= Reading text =
The use of plastic materials has spread to all industries and manufactured products given their outstanding mechanical properties, malleability, thermal and chemical stability and low price. Most plastics are very difficult to degrade, which is good for storage, packaging and durability of the products, but hampers disposal and recycling of the material.
The intended useful life of plastic packaging is about one year. However, 95 per cent of packaging material value is discarded after a single use. Plastic packaging that leaks into the environment can persist for hundreds of years, slowly decaying to microparticles that can enter the food chain and constitute a serious health threat for marine life and humans.
Because of its ever expanding use, plastic debris in our oceans now accounts for an estimated 80 per cent of marine litter.
Packaging recycling rates have stagnated, and there are several gaps in plastic packaging collection, recycling and reprocessing. Australia and Asia are both affected by plastic pollution. This provides a strong need for technological solutions that can be applied worldwide.
Several enzymes have been found to degrade certain plastics but the low turnover and low thermostability hinders their use for industrial and recycling applications.
By using computational modelling and structure-based rational design we are engineering new enzymes that can degrade (by depolymerization) various plastic polymers in biotechnological applications. The cornerstone of rational protein design is to predict the effect of each residue on the enzyme’s biochemical and biophysical properties. This way, we can tune the enzymes for a range of substrates and applications, from degrading microplastics in waterways to upcycling plastic waste (i.e. create a product of more value) in recycling facilities.
Enzymatic depolymerization breaks down the plastic material to its constituent monomers. By recovering these building blocks of the polymer we can rebuild the full value and quality of the original material in a way that is efficient and environmentally responsible.

= Extracted data =
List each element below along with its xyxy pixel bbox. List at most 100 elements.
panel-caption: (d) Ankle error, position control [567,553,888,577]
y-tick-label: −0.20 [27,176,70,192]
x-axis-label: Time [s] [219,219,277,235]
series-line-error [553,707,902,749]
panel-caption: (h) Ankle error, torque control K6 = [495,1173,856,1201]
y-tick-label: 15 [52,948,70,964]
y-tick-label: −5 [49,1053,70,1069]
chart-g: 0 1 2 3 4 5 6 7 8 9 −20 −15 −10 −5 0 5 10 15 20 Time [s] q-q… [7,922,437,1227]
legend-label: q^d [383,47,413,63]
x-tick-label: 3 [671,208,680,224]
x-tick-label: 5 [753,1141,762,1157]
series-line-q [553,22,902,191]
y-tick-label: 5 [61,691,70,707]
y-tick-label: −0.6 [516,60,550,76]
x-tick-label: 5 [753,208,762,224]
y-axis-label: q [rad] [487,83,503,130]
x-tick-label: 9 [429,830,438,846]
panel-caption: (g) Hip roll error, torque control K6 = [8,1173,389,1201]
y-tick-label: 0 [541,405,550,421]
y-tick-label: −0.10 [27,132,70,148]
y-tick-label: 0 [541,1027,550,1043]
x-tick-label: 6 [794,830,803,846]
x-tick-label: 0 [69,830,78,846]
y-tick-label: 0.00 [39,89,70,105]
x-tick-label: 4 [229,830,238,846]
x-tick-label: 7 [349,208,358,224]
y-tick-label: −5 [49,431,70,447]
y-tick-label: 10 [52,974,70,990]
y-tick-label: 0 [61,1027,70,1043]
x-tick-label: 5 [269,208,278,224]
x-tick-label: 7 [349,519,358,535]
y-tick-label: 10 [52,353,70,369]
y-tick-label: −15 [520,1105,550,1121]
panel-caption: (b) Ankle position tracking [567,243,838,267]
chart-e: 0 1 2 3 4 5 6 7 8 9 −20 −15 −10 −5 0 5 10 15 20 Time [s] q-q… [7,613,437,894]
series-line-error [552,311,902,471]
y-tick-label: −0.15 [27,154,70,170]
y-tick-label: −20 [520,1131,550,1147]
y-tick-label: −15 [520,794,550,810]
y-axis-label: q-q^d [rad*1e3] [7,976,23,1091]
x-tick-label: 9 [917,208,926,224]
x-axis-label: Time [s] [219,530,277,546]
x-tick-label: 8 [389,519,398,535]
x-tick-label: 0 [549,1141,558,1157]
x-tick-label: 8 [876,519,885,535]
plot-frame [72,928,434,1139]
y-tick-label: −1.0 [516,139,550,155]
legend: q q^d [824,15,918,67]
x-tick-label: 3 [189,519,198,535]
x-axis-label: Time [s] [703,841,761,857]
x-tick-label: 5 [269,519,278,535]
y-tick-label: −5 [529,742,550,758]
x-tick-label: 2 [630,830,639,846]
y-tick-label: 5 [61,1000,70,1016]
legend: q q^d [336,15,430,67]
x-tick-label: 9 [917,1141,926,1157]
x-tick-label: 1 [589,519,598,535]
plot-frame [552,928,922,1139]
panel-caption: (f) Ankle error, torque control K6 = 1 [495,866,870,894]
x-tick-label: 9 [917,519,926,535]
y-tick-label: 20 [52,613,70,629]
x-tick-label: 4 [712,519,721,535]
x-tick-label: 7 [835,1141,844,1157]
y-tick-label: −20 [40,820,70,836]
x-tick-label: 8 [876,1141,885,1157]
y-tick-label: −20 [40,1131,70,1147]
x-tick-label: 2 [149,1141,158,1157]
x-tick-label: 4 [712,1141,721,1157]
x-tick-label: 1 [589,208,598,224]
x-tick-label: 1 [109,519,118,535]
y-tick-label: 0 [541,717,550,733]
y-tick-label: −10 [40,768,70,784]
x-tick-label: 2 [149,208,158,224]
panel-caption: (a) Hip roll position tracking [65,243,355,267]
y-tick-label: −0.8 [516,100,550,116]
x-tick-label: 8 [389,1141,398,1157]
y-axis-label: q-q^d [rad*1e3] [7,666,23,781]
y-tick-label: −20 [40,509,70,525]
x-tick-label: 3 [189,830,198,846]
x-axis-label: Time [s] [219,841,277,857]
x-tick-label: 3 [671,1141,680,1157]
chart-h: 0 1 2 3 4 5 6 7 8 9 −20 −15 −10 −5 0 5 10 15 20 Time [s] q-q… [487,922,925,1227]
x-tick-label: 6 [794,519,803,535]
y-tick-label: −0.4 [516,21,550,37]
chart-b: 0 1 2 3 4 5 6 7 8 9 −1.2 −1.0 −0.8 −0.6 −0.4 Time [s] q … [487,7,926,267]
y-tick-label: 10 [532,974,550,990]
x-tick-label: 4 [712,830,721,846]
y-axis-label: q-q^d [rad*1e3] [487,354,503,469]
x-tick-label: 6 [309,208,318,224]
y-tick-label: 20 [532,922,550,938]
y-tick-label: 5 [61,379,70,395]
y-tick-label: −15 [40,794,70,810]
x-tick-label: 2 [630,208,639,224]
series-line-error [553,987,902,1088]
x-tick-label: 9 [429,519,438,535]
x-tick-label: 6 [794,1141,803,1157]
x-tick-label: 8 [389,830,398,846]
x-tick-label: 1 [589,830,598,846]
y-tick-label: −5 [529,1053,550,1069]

= Task details =
From the text about plastic waste, extract the part starting with "Because of its" and going on through "and recycling applications.", copying it word for word. Rely only on the text about plastic waste, not on the data.

= Solution for this problem =
Because of its ever expanding use, plastic debris in our oceans now accounts for an estimated 80 per cent of marine litter.
Packaging recycling rates have stagnated, and there are several gaps in plastic packaging collection, recycling and reprocessing. Australia and Asia are both affected by plastic pollution. This provides a strong need for technological solutions that can be applied worldwide.
Several enzymes have been found to degrade certain plastics but the low turnover and low thermostability hinders their use for industrial and recycling applications.